Task
Read the records below and copy each line that contains "much".

Records for this task
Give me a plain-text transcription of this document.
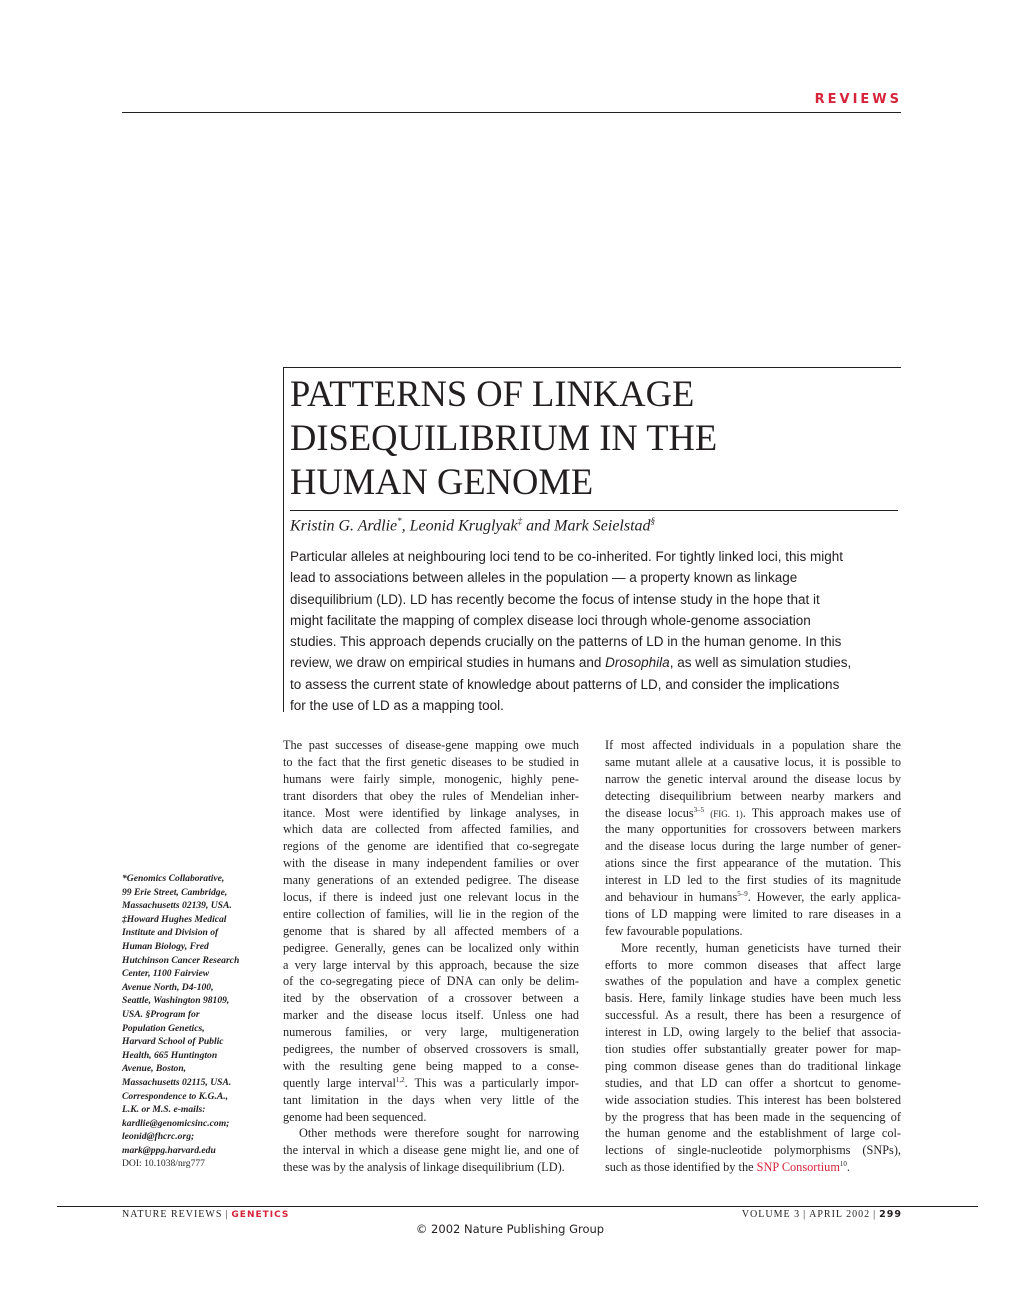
REVIEWS
PATTERNS OF LINKAGE
DISEQUILIBRIUM IN THE
HUMAN GENOME
Kristin G. Ardlie*, Leonid Kruglyak‡ and Mark Seielstad§
Particular alleles at neighbouring loci tend to be co-inherited. For tightly linked loci, this might
lead to associations between alleles in the population — a property known as linkage
disequilibrium (LD). LD has recently become the focus of intense study in the hope that it
might facilitate the mapping of complex disease loci through whole-genome association
studies. This approach depends crucially on the patterns of LD in the human genome. In this
review, we draw on empirical studies in humans and Drosophila, as well as simulation studies,
to assess the current state of knowledge about patterns of LD, and consider the implications
for the use of LD as a mapping tool.
The past successes of disease-gene mapping owe much
to the fact that the first genetic diseases to be studied in
humans were fairly simple, monogenic, highly pene-
trant disorders that obey the rules of Mendelian inher-
itance. Most were identified by linkage analyses, in
which data are collected from affected families, and
regions of the genome are identified that co-segregate
with the disease in many independent families or over
many generations of an extended pedigree. The disease
locus, if there is indeed just one relevant locus in the
entire collection of families, will lie in the region of the
genome that is shared by all affected members of a
pedigree. Generally, genes can be localized only within
a very large interval by this approach, because the size
of the co-segregating piece of DNA can only be delim-
ited by the observation of a crossover between a
marker and the disease locus itself. Unless one had
numerous families, or very large, multigeneration
pedigrees, the number of observed crossovers is small,
with the resulting gene being mapped to a conse-
quently large interval$^{1,2}$. This was a particularly impor-
tant limitation in the days when very little of the
genome had been sequenced.
Other methods were therefore sought for narrowing
the interval in which a disease gene might lie, and one of
these was by the analysis of linkage disequilibrium (LD).
If most affected individuals in a population share the
same mutant allele at a causative locus, it is possible to
narrow the genetic interval around the disease locus by
detecting disequilibrium between nearby markers and
the disease locus$^{3-5}$ (FIG. 1). This approach makes use of
the many opportunities for crossovers between markers
and the disease locus during the large number of gener-
ations since the first appearance of the mutation. This
interest in LD led to the first studies of its magnitude
and behaviour in humans$^{5-9}$. However, the early applica-
tions of LD mapping were limited to rare diseases in a
few favourable populations.
More recently, human geneticists have turned their
efforts to more common diseases that affect large
swathes of the population and have a complex genetic
basis. Here, family linkage studies have been much less
successful. As a result, there has been a resurgence of
interest in LD, owing largely to the belief that associa-
tion studies offer substantially greater power for map-
ping common disease genes than do traditional linkage
studies, and that LD can offer a shortcut to genome-
wide association studies. This interest has been bolstered
by the progress that has been made in the sequencing of
the human genome and the establishment of large col-
lections of single-nucleotide polymorphisms (SNPs),
such as those identified by the SNP Consortium$^{10}$.
*Genomics Collaborative,
99 Erie Street, Cambridge,
Massachusetts 02139, USA.
‡Howard Hughes Medical
Institute and Division of
Human Biology, Fred
Hutchinson Cancer Research
Center, 1100 Fairview
Avenue North, D4-100,
Seattle, Washington 98109,
USA. §Program for
Population Genetics,
Harvard School of Public
Health, 665 Huntington
Avenue, Boston,
Massachusetts 02115, USA.
Correspondence to K.G.A.,
L.K. or M.S. e-mails:
kardlie@genomicsinc.com;
leonid@fhcrc.org;
mark@ppg.harvard.edu
DOI: 10.1038/nrg777
NATURE REVIEWS | GENETICS	VOLUME 3 | APRIL 2002 | 299
© 2002 Nature Publishing Group
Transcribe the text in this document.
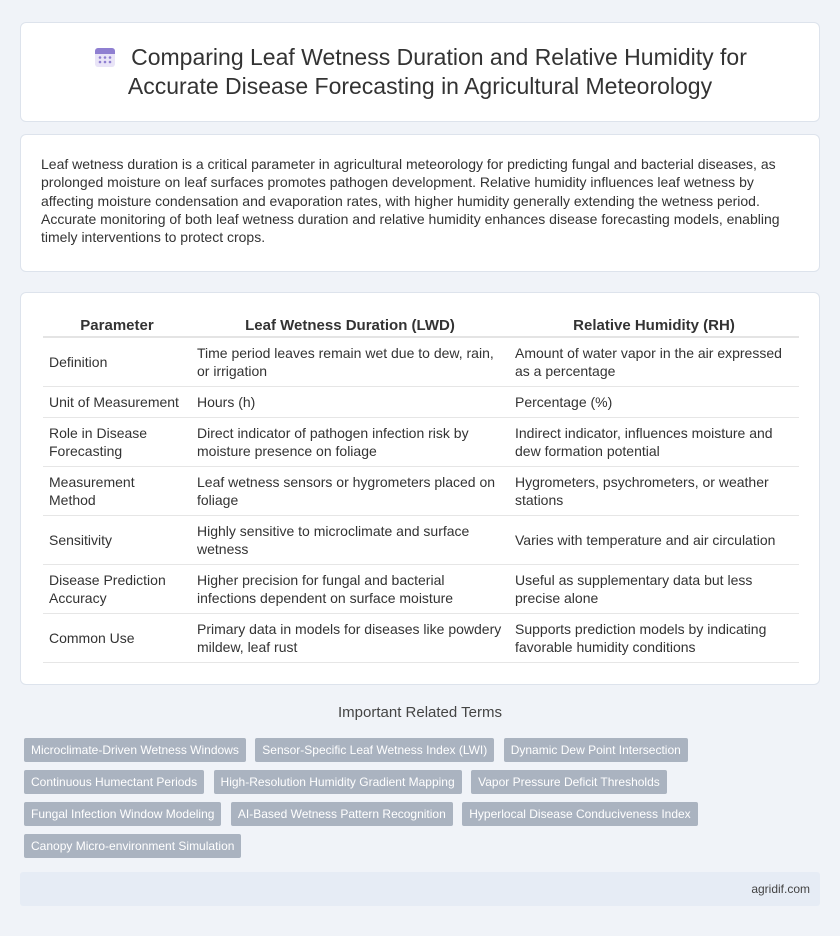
Comparing Leaf Wetness Duration and Relative Humidity for Accurate Disease Forecasting in Agricultural Meteorology

Leaf wetness duration is a critical parameter in agricultural meteorology for predicting fungal and bacterial diseases, as prolonged moisture on leaf surfaces promotes pathogen development. Relative humidity influences leaf wetness by affecting moisture condensation and evaporation rates, with higher humidity generally extending the wetness period. Accurate monitoring of both leaf wetness duration and relative humidity enhances disease forecasting models, enabling timely interventions to protect crops.

Parameter	Leaf Wetness Duration (LWD)	Relative Humidity (RH)
Definition	Time period leaves remain wet due to dew, rain, or irrigation	Amount of water vapor in the air expressed as a percentage
Unit of Measurement	Hours (h)	Percentage (%)
Role in Disease Forecasting	Direct indicator of pathogen infection risk by moisture presence on foliage	Indirect indicator, influences moisture and dew formation potential
Measurement Method	Leaf wetness sensors or hygrometers placed on foliage	Hygrometers, psychrometers, or weather stations
Sensitivity	Highly sensitive to microclimate and surface wetness	Varies with temperature and air circulation
Disease Prediction Accuracy	Higher precision for fungal and bacterial infections dependent on surface moisture	Useful as supplementary data but less precise alone
Common Use	Primary data in models for diseases like powdery mildew, leaf rust	Supports prediction models by indicating favorable humidity conditions
Important Related Terms
Microclimate-Driven Wetness Windows Sensor-Specific Leaf Wetness Index (LWI) Dynamic Dew Point Intersection Continuous Humectant Periods High-Resolution Humidity Gradient Mapping Vapor Pressure Deficit Thresholds Fungal Infection Window Modeling AI-Based Wetness Pattern Recognition Hyperlocal Disease Conduciveness Index Canopy Micro-environment Simulation
agridif.com
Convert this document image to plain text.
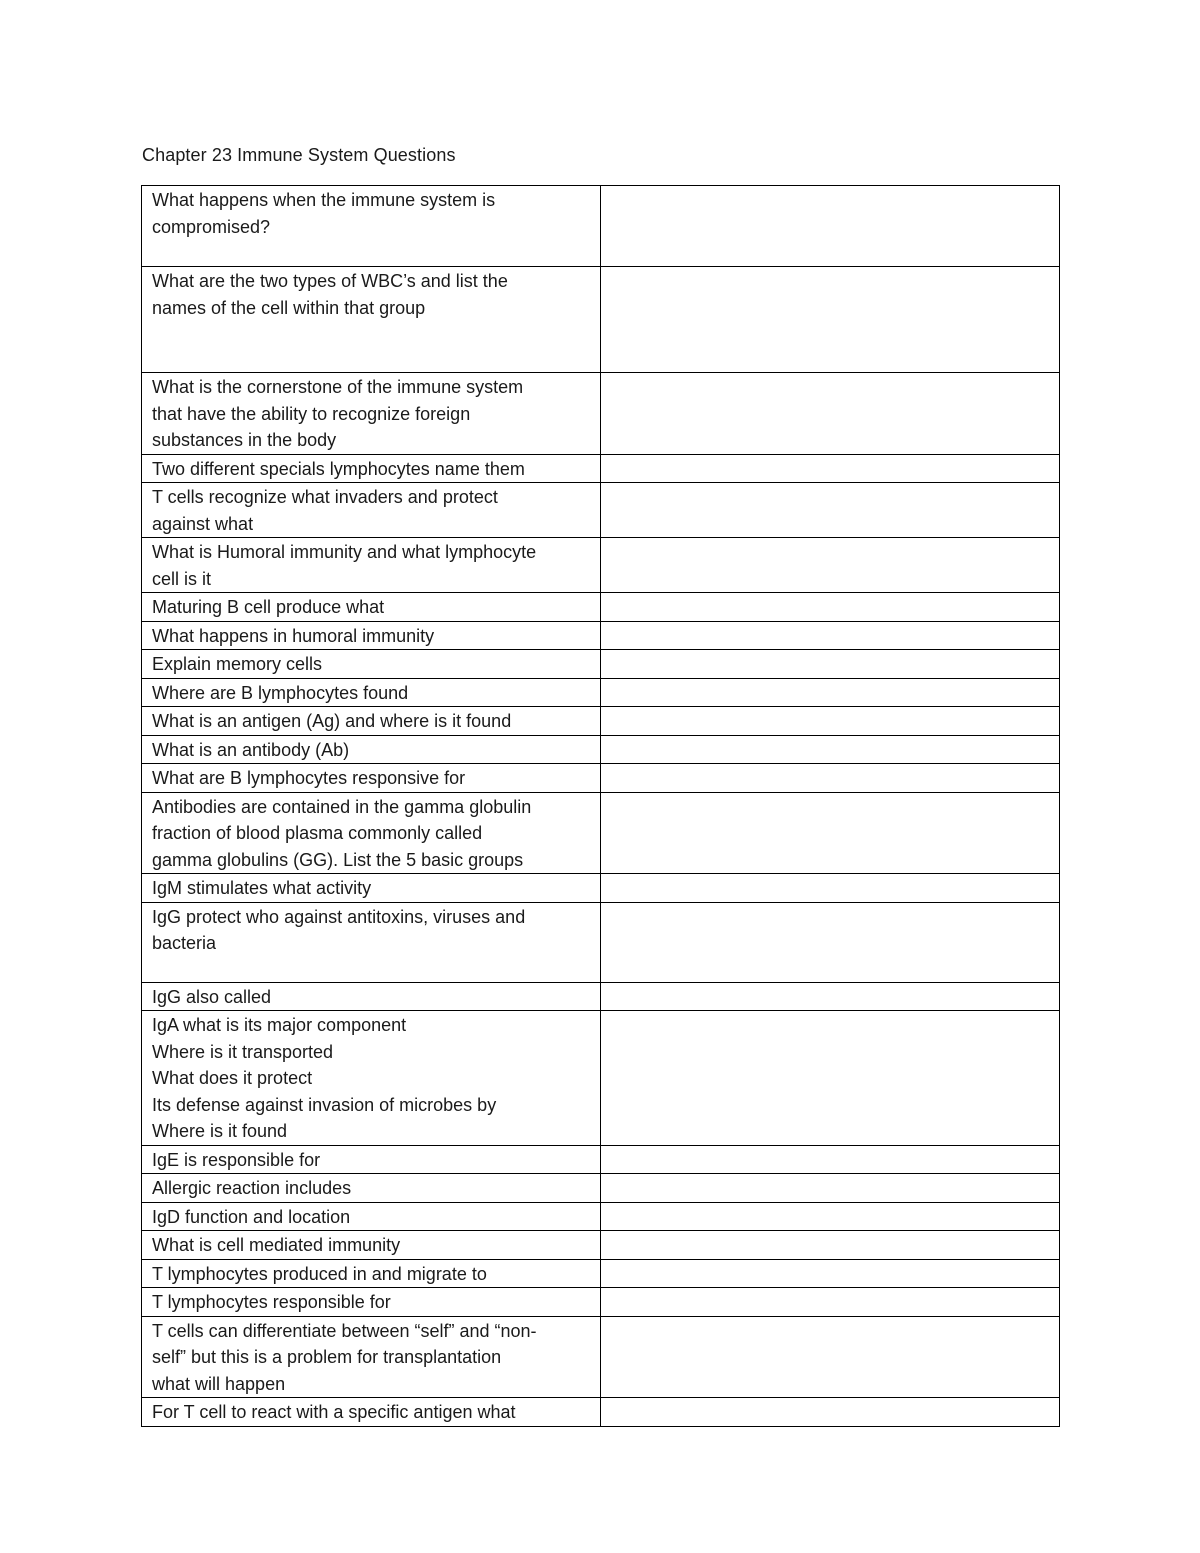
Chapter 23 Immune System Questions
What happens when the immune system is
compromised?	

What are the two types of WBC’s and list the
names of the cell within that group	

What is the cornerstone of the immune system
that have the ability to recognize foreign
substances in the body	

Two different specials lymphocytes name them	

T cells recognize what invaders and protect
against what	

What is Humoral immunity and what lymphocyte
cell is it	

Maturing B cell produce what	

What happens in humoral immunity	

Explain memory cells	

Where are B lymphocytes found	

What is an antigen (Ag) and where is it found	

What is an antibody (Ab)	

What are B lymphocytes responsive for	

Antibodies are contained in the gamma globulin
fraction of blood plasma commonly called
gamma globulins (GG). List the 5 basic groups	

IgM stimulates what activity	

IgG protect who against antitoxins, viruses and
bacteria	

IgG also called	

IgA what is its major component
Where is it transported
What does it protect
Its defense against invasion of microbes by
Where is it found	

IgE is responsible for	

Allergic reaction includes	

IgD function and location	

What is cell mediated immunity	

T lymphocytes produced in and migrate to	

T lymphocytes responsible for	

T cells can differentiate between “self” and “non-
self” but this is a problem for transplantation
what will happen	

For T cell to react with a specific antigen what	
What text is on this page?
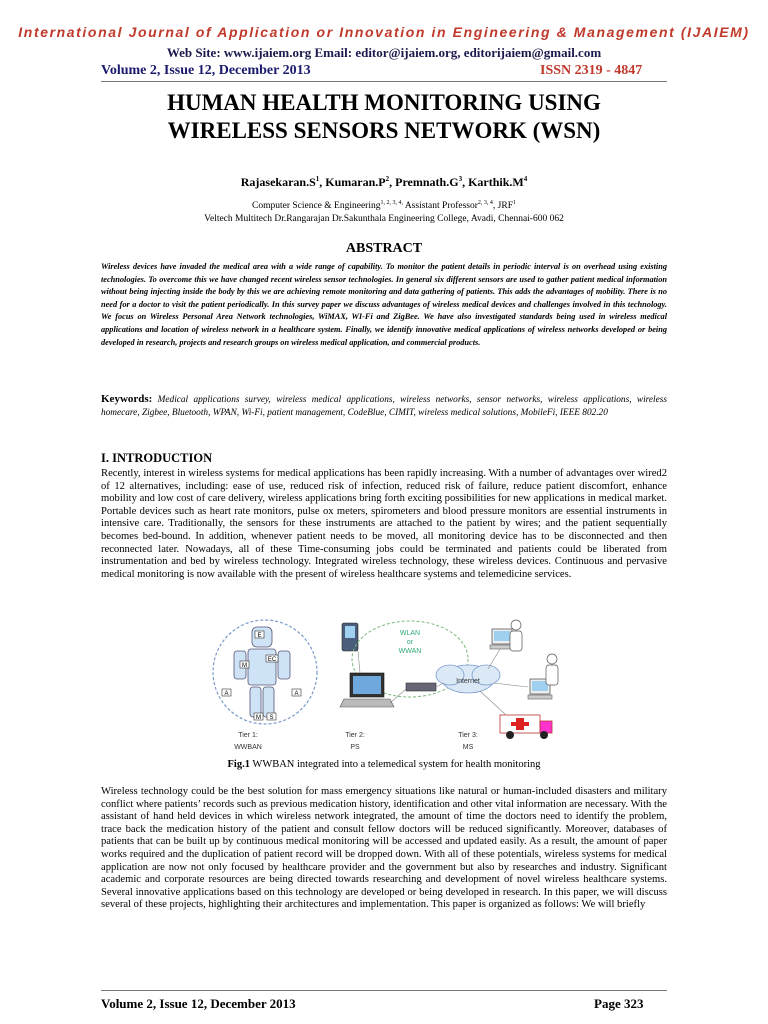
International Journal of Application or Innovation in Engineering & Management (IJAIEM)
Web Site: www.ijaiem.org Email: editor@ijaiem.org, editorijaiem@gmail.com
Volume 2, Issue 12, December 2013	ISSN 2319 - 4847
HUMAN HEALTH MONITORING USING
WIRELESS SENSORS NETWORK (WSN)
$Rajasekaran.S^1$, $Kumaran.P^2$, $Premnath.G^3$, $Karthik.M^4$
Computer Science & Engineering$^{1, 2, 3, 4,}$ Assistant Professor$^{2, 3, 4}$, JRF$^1$
Veltech Multitech Dr.Rangarajan Dr.Sakunthala Engineering College, Avadi, Chennai-600 062
ABSTRACT

Wireless devices have invaded the medical area with a wide range of capability. To monitor the patient details in periodic interval is on overhead using existing technologies. To overcome this we have changed recent wireless sensor technologies. In general six different sensors are used to gather patient medical information without being injecting inside the body by this we are achieving remote monitoring and data gathering of patients. This adds the advantages of mobility. There is no need for a doctor to visit the patient periodically. In this survey paper we discuss advantages of wireless medical devices and challenges involved in this technology. We focus on Wireless Personal Area Network technologies, WiMAX, WI-Fi and ZigBee. We have also investigated standards being used in wireless medical applications and location of wireless network in a healthcare system. Finally, we identify innovative medical applications of wireless networks developed or being developed in research, projects and research groups on wireless medical application, and commercial products.

Keywords: Medical applications survey, wireless medical applications, wireless networks, sensor networks, wireless applications, wireless homecare, Zigbee, Bluetooth, WPAN, Wi-Fi, patient management, CodeBlue, CIMIT, wireless medical solutions, MobileFi, IEEE 802.20

I. INTRODUCTION

Recently, interest in wireless systems for medical applications has been rapidly increasing. With a number of advantages over wired2 of 12 alternatives, including: ease of use, reduced risk of infection, reduced risk of failure, reduce patient discomfort, enhance mobility and low cost of care delivery, wireless applications bring forth exciting possibilities for new applications in medical market. Portable devices such as heart rate monitors, pulse ox meters, spirometers and blood pressure monitors are essential instruments in intensive care. Traditionally, the sensors for these instruments are attached to the patient by wires; and the patient sequentially becomes bed-bound. In addition, whenever patient needs to be moved, all monitoring device has to be disconnected and then reconnected later. Nowadays, all of these Time-consuming jobs could be terminated and patients could be liberated from instrumentation and bed by wireless technology. Integrated wireless technology, these wireless devices. Continuous and pervasive medical monitoring is now available with the present of wireless healthcare systems and telemedicine services.

E
M
EC
A	A
M S
WLAN
or
WWAN
Internet
Tier 1:
WWBAN
Tier 2:
PS
Tier 3:
MS
Fig.1 WWBAN integrated into a telemedical system for health monitoring

Wireless technology could be the best solution for mass emergency situations like natural or human-included disasters and military conflict where patients’ records such as previous medication history, identification and other vital information are necessary. With the assistant of hand held devices in which wireless network integrated, the amount of time the doctors need to identify the problem, trace back the medication history of the patient and consult fellow doctors will be reduced significantly. Moreover, databases of patients that can be built up by continuous medical monitoring will be accessed and updated easily. As a result, the amount of paper works required and the duplication of patient record will be dropped down. With all of these potentials, wireless systems for medical application are now not only focused by healthcare provider and the government but also by researches and industry. Significant academic and corporate resources are being directed towards researching and development of novel wireless healthcare systems. Several innovative applications based on this technology are developed or being developed in research. In this paper, we will discuss several of these projects, highlighting their architectures and implementation. This paper is organized as follows: We will briefly

Volume 2, Issue 12, December 2013	Page 323
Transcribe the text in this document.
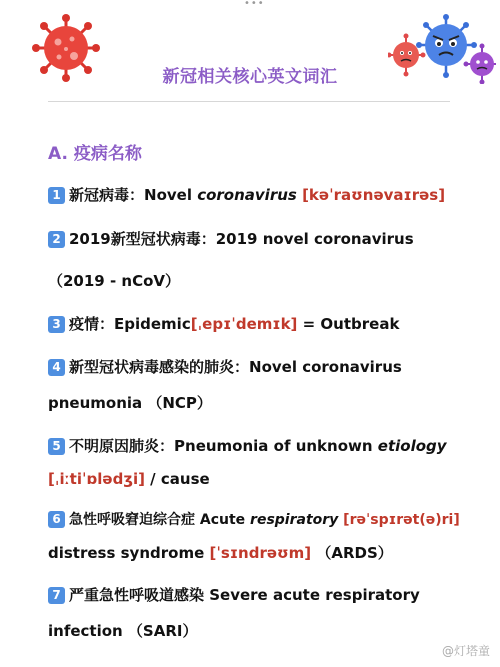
•••
新冠相关核心英文词汇
A. 疫病名称
1 新冠病毒：Novel coronavirus [kəˈraʊnəvaɪrəs]
2 2019新型冠状病毒：2019 novel coronavirus
（2019 - nCoV）
3 疫情：Epidemic[ˌepɪˈdemɪk] = Outbreak
4 新型冠状病毒感染的肺炎：Novel coronavirus
pneumonia （NCP）
5 不明原因肺炎：Pneumonia of unknown etiology
[ˌiːtiˈɒlədʒi] / cause
6 急性呼吸窘迫综合症 Acute respiratory [rəˈspɪrət(ə)ri]
distress syndrome [ˈsɪndrəʊm] （ARDS）
7 严重急性呼吸道感染 Severe acute respiratory
infection （SARI）
@灯塔童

Solution below
The past successes of disease-gene mapping owe much
basis. Here, family linkage studies have been much less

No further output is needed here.